--- DATA LISTING ---
• • • • •

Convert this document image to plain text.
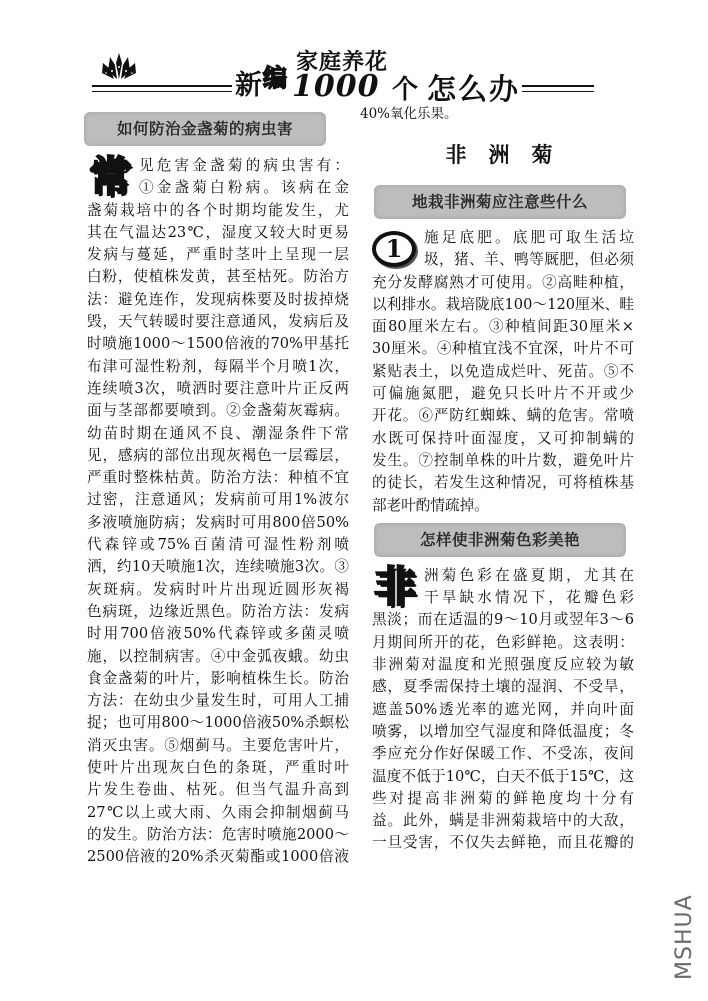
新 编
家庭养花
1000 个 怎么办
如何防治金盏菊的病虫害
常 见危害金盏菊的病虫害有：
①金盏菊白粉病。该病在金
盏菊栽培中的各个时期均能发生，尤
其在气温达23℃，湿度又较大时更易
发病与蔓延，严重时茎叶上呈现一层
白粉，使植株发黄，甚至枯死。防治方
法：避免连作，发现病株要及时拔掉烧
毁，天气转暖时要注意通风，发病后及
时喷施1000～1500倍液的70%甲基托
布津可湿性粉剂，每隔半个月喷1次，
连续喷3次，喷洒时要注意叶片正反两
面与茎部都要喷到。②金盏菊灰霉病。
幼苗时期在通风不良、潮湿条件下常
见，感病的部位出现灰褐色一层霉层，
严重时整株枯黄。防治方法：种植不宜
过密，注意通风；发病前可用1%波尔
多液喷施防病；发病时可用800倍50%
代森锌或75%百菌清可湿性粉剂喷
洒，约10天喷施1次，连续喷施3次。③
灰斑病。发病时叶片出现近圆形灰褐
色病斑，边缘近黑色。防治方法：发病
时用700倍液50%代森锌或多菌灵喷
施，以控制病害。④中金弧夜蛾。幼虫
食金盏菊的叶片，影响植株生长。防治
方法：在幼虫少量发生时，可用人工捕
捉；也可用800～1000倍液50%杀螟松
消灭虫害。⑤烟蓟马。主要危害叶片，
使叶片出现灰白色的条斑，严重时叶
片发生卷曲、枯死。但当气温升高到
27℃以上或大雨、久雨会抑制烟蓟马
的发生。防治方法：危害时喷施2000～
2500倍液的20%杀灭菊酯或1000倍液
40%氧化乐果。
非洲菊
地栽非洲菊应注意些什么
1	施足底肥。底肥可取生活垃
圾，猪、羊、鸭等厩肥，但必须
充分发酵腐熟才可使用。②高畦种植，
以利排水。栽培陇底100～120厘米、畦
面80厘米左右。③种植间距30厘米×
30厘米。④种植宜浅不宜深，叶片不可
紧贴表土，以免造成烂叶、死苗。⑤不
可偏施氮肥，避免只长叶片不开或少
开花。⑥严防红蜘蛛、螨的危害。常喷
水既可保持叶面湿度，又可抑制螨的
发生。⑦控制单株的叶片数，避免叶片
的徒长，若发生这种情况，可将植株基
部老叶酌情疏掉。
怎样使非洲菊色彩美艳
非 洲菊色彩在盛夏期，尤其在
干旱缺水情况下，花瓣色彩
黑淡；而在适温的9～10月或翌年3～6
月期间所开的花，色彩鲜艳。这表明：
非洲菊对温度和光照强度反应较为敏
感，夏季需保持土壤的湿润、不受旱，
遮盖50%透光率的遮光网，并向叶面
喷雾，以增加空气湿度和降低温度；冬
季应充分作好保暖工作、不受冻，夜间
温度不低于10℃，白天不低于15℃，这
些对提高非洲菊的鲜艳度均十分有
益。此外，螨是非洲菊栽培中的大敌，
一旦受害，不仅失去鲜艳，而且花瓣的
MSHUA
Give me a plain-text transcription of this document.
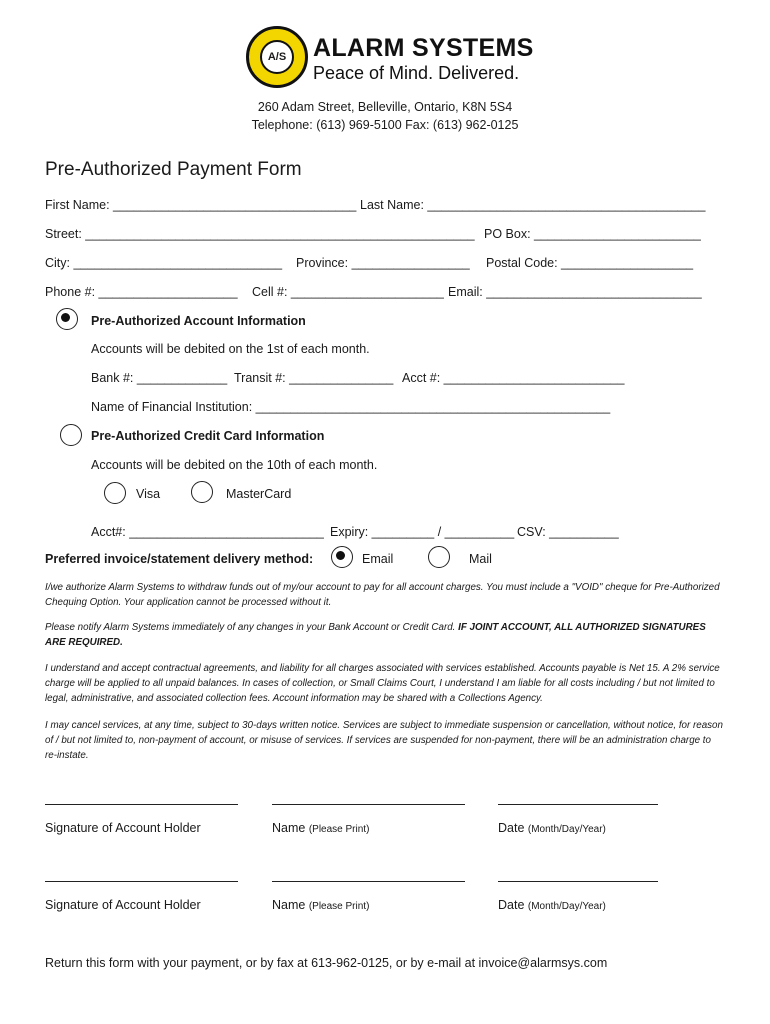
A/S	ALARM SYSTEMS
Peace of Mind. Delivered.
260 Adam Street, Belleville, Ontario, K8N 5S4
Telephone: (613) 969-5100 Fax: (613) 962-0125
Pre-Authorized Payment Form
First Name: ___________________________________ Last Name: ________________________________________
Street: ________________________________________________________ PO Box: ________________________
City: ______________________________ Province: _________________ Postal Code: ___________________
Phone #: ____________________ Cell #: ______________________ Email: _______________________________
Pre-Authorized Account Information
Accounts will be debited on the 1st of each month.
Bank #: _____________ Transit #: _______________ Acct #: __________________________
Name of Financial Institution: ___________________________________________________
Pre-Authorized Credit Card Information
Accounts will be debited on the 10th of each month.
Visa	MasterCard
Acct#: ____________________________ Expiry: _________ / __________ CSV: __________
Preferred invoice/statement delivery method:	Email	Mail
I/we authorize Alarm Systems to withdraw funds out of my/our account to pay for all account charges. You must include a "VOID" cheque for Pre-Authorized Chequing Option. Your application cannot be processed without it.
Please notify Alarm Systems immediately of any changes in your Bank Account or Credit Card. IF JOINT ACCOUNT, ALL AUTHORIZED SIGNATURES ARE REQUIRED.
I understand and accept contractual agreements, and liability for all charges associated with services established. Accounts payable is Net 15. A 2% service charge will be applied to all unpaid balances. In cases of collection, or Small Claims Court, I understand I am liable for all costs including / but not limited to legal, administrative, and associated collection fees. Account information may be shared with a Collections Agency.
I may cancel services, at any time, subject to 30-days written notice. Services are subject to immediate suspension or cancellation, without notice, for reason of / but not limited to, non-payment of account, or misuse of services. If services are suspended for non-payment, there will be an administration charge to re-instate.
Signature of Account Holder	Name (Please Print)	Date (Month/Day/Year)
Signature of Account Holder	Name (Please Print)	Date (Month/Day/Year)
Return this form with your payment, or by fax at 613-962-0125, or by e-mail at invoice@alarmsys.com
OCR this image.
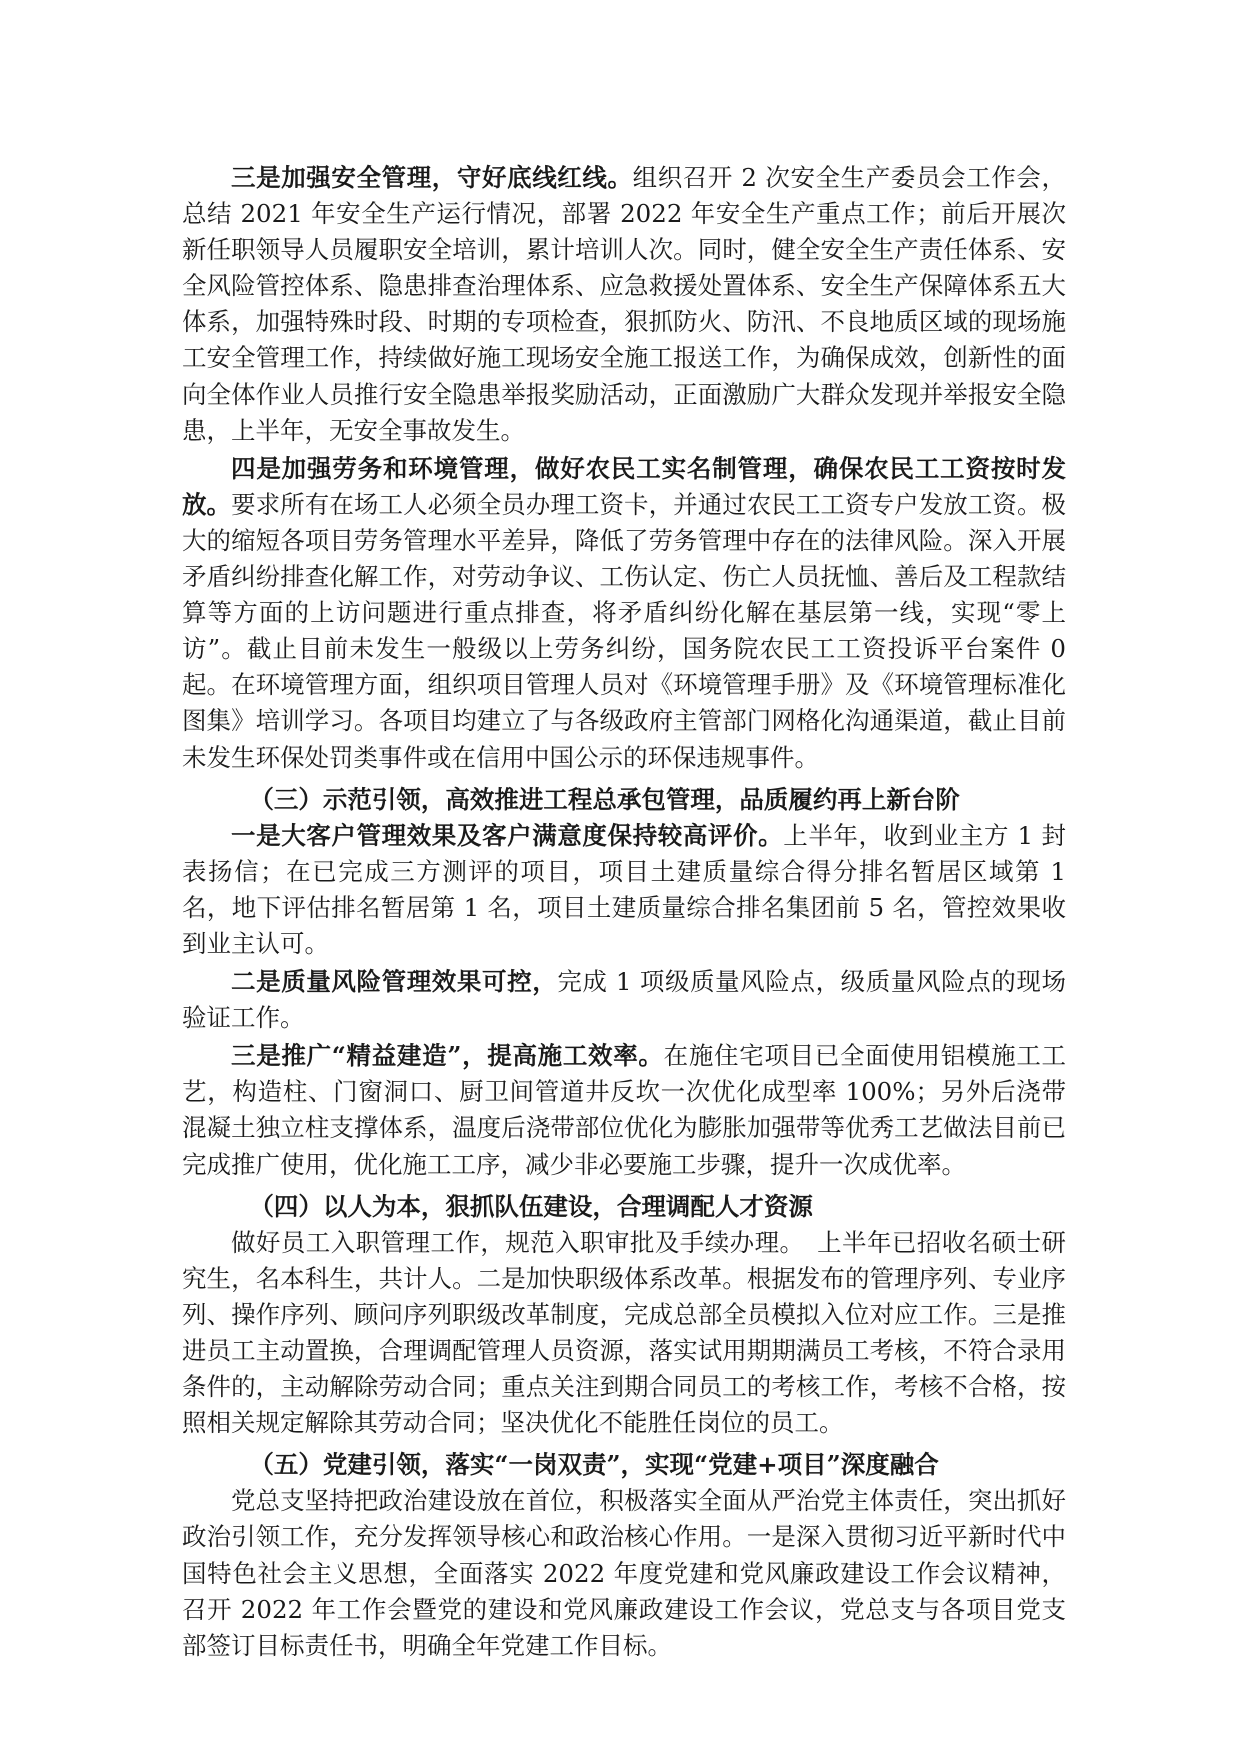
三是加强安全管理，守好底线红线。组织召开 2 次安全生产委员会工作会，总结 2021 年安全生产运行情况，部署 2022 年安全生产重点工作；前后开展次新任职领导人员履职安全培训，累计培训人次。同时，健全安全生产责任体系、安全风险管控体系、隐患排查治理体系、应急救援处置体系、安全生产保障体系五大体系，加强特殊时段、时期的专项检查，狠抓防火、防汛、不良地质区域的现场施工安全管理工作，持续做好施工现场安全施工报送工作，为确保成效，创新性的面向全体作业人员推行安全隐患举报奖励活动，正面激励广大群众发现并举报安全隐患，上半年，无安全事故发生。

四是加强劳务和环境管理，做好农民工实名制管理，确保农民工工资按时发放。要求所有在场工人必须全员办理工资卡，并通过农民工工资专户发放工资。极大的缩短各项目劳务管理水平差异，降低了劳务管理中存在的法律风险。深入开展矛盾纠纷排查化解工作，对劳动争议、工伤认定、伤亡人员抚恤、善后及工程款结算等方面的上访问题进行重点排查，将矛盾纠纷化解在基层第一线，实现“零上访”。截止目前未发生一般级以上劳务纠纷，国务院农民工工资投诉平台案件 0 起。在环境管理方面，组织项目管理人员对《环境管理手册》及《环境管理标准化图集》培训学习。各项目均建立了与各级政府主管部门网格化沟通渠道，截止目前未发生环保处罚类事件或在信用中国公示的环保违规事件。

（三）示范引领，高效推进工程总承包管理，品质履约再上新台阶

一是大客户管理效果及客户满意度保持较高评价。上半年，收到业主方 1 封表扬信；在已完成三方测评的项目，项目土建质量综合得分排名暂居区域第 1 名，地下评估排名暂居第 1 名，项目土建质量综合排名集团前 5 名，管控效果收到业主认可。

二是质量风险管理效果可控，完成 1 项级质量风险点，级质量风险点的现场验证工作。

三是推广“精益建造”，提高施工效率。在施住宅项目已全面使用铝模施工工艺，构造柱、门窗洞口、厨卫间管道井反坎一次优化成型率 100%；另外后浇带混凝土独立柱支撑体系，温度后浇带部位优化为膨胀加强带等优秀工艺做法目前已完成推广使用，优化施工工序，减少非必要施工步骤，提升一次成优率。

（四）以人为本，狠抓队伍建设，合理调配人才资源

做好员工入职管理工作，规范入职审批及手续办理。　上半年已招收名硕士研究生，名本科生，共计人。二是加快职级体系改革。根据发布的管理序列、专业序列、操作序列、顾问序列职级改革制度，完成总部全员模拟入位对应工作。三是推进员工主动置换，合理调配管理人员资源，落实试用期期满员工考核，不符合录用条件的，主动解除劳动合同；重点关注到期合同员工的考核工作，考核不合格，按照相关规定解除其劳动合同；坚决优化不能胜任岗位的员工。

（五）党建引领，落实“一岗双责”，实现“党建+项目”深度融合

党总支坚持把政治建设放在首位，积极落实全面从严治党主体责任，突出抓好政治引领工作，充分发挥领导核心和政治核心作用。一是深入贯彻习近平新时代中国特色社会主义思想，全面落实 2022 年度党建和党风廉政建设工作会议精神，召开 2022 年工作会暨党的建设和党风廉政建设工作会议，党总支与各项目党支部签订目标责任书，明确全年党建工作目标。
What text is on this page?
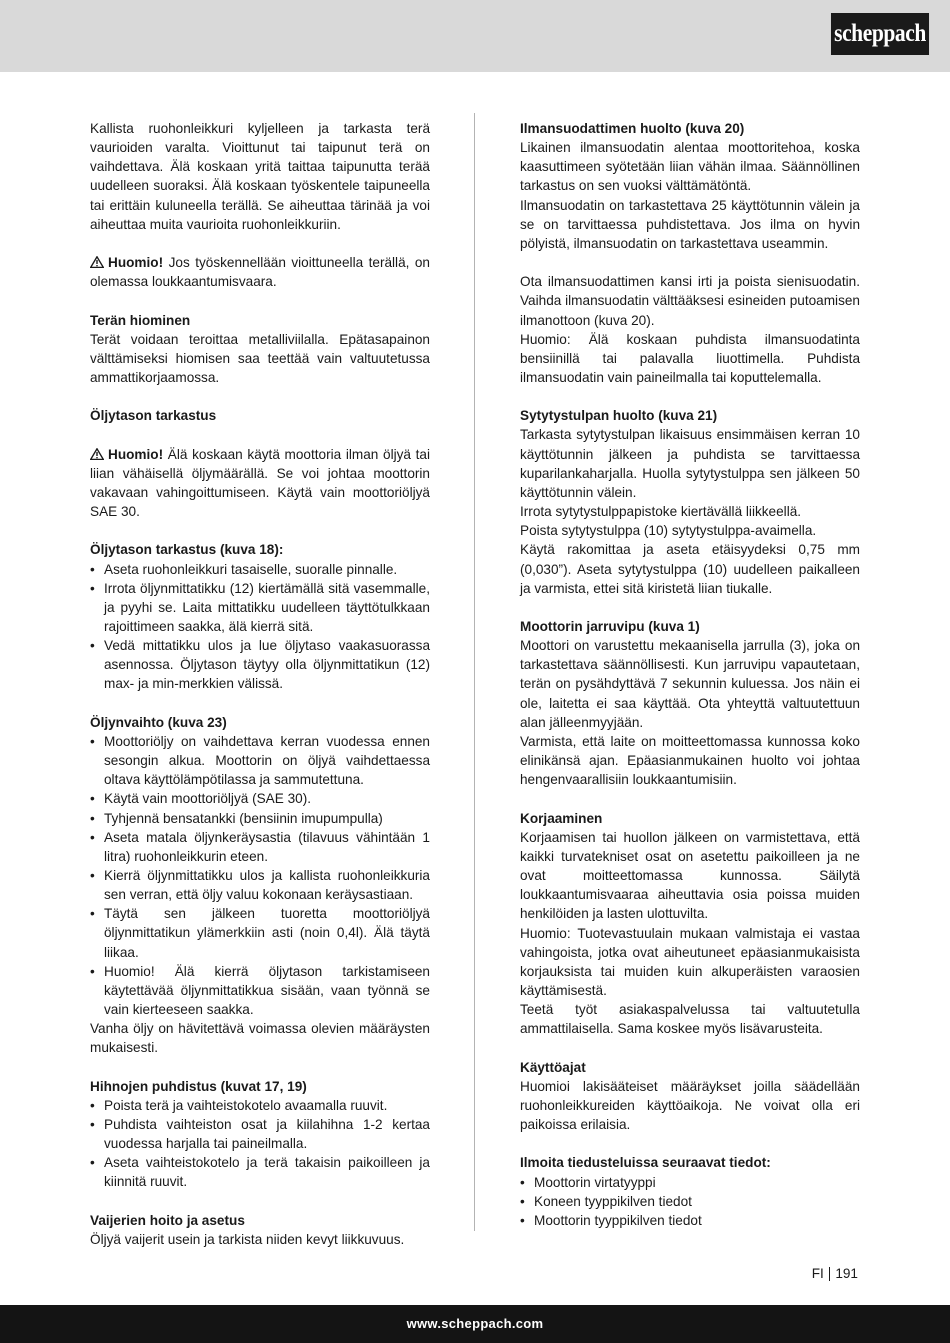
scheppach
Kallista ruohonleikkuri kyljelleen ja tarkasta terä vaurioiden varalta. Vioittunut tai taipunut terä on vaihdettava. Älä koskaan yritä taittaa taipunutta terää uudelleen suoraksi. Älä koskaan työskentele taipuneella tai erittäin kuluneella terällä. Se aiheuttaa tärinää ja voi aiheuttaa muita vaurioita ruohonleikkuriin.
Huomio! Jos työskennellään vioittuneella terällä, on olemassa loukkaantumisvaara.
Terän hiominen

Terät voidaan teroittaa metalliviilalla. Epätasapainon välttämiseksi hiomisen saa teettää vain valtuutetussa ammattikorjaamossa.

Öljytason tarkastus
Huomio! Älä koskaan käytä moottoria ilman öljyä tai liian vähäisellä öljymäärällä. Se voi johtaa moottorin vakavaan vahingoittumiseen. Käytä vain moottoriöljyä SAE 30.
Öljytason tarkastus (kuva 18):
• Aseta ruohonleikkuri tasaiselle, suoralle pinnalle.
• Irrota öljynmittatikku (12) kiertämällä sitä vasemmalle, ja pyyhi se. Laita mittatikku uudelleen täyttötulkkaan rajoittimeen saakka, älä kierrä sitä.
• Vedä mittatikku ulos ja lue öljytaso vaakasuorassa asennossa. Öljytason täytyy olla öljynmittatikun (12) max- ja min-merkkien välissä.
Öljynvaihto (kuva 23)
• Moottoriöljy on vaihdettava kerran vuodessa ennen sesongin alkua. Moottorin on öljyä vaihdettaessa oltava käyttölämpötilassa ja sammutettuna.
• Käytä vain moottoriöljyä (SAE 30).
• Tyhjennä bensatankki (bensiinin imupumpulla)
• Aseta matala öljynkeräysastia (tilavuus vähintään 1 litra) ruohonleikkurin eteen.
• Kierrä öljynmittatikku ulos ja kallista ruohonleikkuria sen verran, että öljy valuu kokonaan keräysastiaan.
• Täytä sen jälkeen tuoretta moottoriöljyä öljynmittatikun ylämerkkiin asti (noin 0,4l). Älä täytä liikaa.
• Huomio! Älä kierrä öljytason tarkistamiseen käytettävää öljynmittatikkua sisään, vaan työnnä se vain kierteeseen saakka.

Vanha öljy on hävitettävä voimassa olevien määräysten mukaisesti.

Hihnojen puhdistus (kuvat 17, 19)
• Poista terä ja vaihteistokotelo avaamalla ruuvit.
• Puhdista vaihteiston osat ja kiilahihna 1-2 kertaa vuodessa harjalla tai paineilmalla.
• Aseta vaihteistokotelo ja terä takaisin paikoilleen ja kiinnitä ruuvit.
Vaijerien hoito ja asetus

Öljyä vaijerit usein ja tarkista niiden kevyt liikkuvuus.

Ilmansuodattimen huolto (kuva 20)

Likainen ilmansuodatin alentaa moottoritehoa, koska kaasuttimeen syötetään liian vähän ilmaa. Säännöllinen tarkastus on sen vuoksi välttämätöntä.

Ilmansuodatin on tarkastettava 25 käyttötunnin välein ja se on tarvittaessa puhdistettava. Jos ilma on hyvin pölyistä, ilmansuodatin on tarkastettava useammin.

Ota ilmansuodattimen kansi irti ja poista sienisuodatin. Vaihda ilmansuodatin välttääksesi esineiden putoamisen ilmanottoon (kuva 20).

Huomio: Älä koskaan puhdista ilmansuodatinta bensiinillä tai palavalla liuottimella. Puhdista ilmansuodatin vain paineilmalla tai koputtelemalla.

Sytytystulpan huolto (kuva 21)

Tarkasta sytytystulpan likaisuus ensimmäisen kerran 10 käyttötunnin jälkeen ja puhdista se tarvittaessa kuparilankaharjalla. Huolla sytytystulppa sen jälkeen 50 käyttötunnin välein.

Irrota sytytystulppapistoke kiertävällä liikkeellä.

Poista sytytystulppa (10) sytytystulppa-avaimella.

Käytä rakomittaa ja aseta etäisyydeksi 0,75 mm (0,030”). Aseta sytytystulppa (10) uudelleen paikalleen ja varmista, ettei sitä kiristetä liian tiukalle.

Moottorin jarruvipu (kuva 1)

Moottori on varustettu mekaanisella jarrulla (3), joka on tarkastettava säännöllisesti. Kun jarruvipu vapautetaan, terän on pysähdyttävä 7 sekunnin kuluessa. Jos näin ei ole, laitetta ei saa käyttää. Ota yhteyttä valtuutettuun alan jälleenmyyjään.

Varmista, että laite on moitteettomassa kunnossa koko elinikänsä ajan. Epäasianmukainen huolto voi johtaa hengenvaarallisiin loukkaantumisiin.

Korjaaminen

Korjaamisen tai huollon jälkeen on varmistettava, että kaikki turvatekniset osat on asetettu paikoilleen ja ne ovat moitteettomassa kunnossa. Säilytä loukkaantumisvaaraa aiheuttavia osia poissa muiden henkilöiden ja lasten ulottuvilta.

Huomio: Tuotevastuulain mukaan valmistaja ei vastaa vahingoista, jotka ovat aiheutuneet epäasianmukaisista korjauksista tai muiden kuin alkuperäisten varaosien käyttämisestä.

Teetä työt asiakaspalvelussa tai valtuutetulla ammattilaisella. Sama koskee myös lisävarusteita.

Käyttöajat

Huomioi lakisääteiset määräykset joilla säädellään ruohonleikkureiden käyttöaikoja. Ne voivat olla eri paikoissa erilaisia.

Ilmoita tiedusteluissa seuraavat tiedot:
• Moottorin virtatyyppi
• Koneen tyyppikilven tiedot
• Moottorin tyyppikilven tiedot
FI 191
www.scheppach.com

• • • • •

--- INSTRUCTIONS TO FOLLOW ---
Find each line holding the string "saakka" and copy it out.

--- WRITTEN SOLUTION ---
• Irrota öljynmittatikku (12) kiertämällä sitä vasemmalle, ja pyyhi se. Laita mittatikku uudelleen täyttötulkkaan rajoittimeen saakka, älä kierrä sitä.
• Huomio! Älä kierrä öljytason tarkistamiseen käytettävää öljynmittatikkua sisään, vaan työnnä se vain kierteeseen saakka.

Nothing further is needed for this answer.